→ Tasks to perform:
a – List every bulleted item in the writing journal.
b – From the writing journal, return the stretch from "Drafted a complete" through "to the form.", copied word for word.

Revised The Girl, pages 7 - 51: from the bridge until just before she goes through the door.

Thoughts

I worked through the lion's share of the 'realist' section of the novel, before the point where continuity falls apart. The question I feel I have to ask myself: does it come together? Does it make sense? I feel it does, especially one the girl's in her aunt's apartment, but this feeling my be the inevitable consequence of the fact that I'm writing it: it is continuous because I write it out at once. Does this principle also apply to the reader? Will it seem as one because they read it as such?



What I Did

Kossler

  • Wrote a few drafts of a synopsis
  • Looked up and narrowed down a list of agents
  • Submitted to two agents

The Girl

Started revisions: pp1-7

Thoughts

This year I'm trying to switch projects once a month, as a sort of motivational tool/technique to indulge my distractions. This week, January died and February didn't, so I moved from Kossler to The Girl (its semi-sequel, in the most incorrect way). It's odd, to shift so sudden, when the work is not yet done.

I had planned to submit Kossler to three agents—a nice and balanced number—and in that I failed, but only in the sense that I only sent it out to two, which only fails to meet my arbitrary number, nothing more. I'm already deep enough into the next project, I'm hardly thinking of it now. I'm merely happy to have sent a version of it off.

As for The Girl: what a thing. It's the most violent thing I've ever written, and it feels stark. I'm still only on the first major section—the aftermath of a somewhat less than realistic bomb—and all my personal notes to myself are on the subject of whether its 'alright': what is the 'use' of the heavy violence, in other words. And I don't have an easy answer for that yet other than that the part of me that commands aesthetics feels that's the way that it should be. I guess thinking of that is part of the revision.



What I Did

Drafted a complete agent inquiry letter for Kossler

Thoughts

This week, I moved slow. Because I'm writing this reflection a little late this week, I know that has changed, but I can't deny how much this felt like pulling teeth, for me. I had (and still have) to remember: this is a mostly meaningless thing. Asking for representation is not.... a work of aesthetic pleasure. It is prose written to be skimmed, the request not "slimy" but rather obvious to the form.

→ Record list:

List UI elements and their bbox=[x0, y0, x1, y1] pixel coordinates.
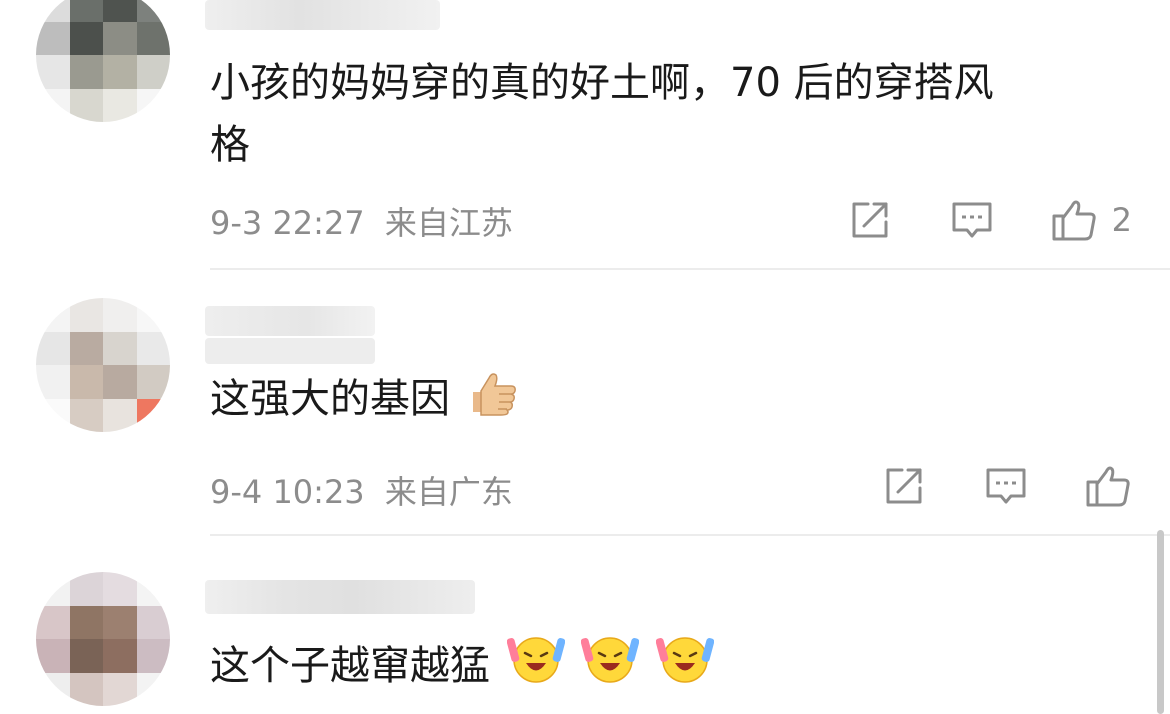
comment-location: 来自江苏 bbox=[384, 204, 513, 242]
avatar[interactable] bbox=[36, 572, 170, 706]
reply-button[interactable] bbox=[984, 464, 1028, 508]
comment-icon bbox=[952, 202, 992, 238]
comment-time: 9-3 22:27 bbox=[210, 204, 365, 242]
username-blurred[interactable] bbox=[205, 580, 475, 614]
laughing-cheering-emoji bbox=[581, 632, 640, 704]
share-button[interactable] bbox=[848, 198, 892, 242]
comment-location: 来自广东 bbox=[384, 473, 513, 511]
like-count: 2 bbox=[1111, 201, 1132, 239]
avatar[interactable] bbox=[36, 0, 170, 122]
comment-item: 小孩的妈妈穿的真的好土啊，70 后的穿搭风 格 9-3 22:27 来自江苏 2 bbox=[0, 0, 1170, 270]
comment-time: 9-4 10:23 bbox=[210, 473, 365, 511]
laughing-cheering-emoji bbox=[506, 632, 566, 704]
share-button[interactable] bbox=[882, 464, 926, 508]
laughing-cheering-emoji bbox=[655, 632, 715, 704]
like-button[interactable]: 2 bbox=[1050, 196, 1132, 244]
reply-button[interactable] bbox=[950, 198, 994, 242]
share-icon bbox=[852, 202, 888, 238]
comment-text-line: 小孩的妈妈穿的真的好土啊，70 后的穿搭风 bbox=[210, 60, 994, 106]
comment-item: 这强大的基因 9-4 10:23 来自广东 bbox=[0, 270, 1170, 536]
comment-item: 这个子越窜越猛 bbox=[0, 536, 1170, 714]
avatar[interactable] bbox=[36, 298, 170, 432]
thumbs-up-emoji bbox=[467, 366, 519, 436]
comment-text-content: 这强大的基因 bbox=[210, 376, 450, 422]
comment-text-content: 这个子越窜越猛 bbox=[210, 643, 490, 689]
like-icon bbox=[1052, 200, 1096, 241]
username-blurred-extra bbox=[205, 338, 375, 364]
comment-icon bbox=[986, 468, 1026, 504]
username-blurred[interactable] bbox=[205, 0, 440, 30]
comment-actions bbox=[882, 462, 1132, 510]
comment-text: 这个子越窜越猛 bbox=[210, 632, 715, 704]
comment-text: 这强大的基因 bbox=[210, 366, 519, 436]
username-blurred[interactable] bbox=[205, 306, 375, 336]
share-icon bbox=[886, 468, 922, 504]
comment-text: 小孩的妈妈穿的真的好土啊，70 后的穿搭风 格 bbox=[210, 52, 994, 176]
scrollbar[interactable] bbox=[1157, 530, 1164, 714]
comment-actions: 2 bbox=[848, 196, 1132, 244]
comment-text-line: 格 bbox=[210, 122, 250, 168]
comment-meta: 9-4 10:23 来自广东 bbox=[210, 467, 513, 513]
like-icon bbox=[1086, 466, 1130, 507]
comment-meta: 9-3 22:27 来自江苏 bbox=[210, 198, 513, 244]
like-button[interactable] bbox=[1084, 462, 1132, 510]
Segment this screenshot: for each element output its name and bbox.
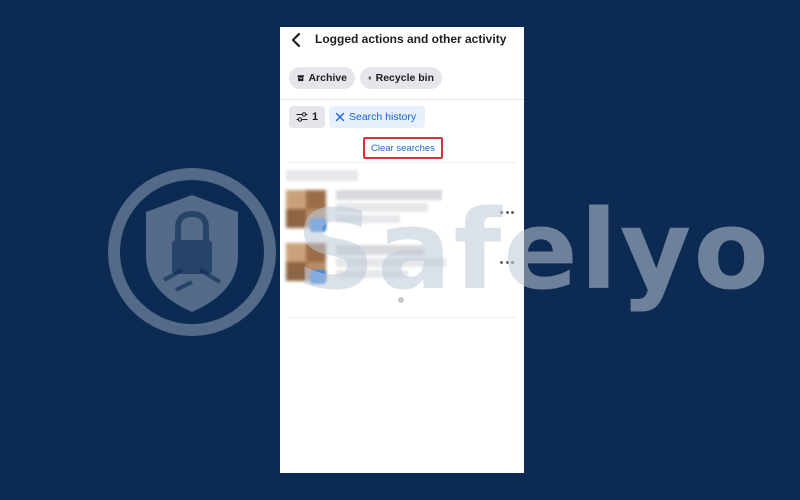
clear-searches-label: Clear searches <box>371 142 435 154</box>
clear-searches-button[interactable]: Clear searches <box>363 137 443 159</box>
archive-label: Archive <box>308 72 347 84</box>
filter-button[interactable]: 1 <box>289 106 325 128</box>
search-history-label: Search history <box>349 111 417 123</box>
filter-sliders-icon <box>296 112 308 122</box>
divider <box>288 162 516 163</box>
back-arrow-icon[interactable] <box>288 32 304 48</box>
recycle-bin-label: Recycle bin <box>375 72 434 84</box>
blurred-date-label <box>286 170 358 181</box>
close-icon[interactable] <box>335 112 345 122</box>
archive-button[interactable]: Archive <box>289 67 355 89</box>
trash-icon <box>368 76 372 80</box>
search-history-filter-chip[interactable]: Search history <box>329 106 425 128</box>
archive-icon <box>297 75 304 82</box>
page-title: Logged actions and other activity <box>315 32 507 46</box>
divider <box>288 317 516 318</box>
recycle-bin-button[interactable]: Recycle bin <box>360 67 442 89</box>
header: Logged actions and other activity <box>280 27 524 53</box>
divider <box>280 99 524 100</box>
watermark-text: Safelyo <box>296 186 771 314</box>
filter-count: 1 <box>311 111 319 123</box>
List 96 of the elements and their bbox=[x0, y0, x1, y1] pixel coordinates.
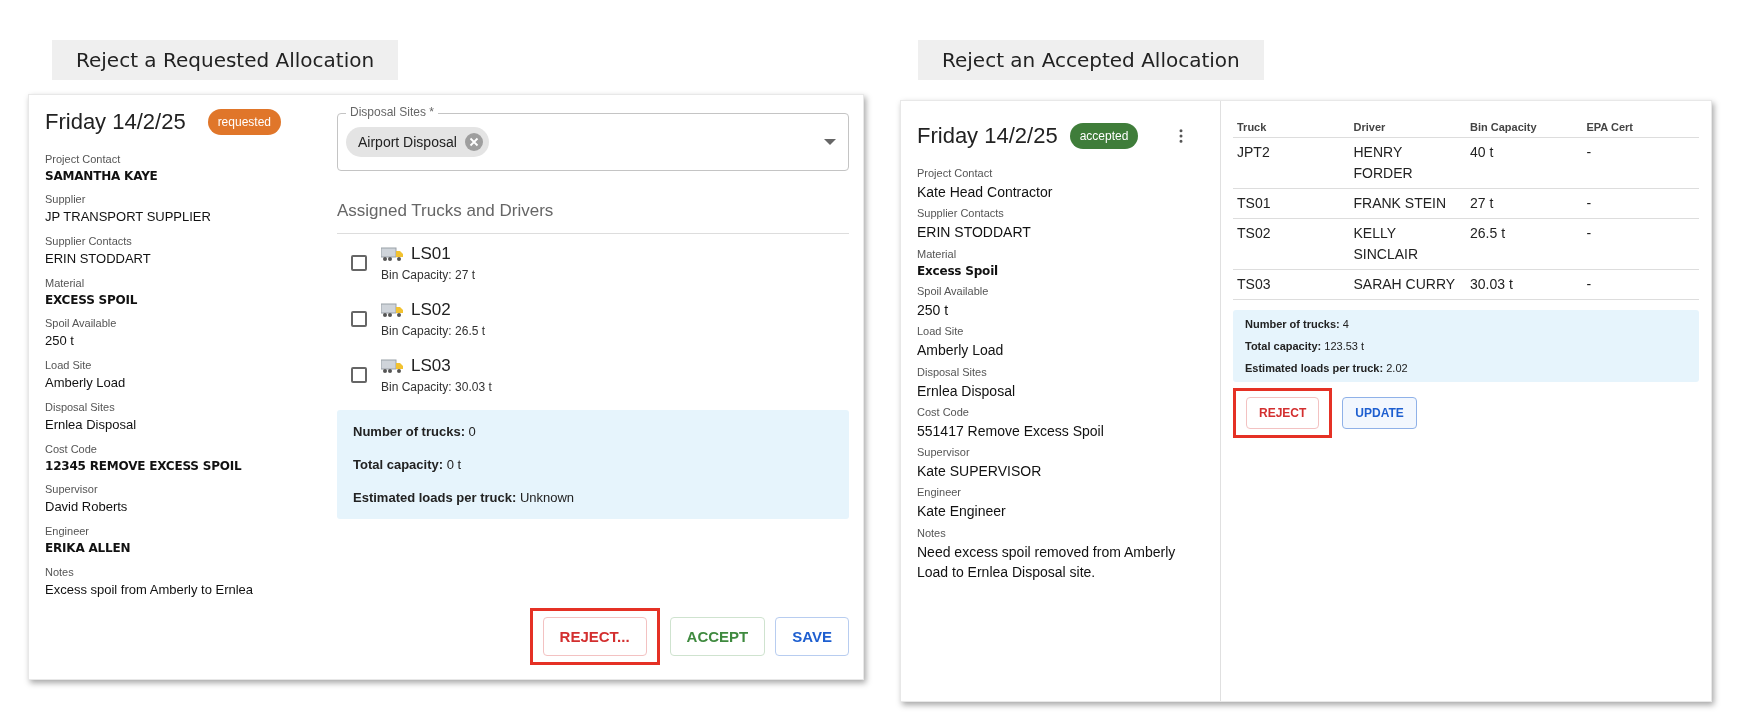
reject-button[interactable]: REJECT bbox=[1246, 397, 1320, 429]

→ Answers by task:
a –
- Wrote a few drafts of a synopsis
- Looked up and narrowed down a list of agents
- Submitted to two agents

b –
Drafted a complete agent inquiry letter for Kossler

Thoughts

This week, I moved slow. Because I'm writing this reflection a little late this week, I know that has changed, but I can't deny how much this felt like pulling teeth, for me. I had (and still have) to remember: this is a mostly meaningless thing. Asking for representation is not.... a work of aesthetic pleasure. It is prose written to be skimmed, the request not "slimy" but rather obvious to the form.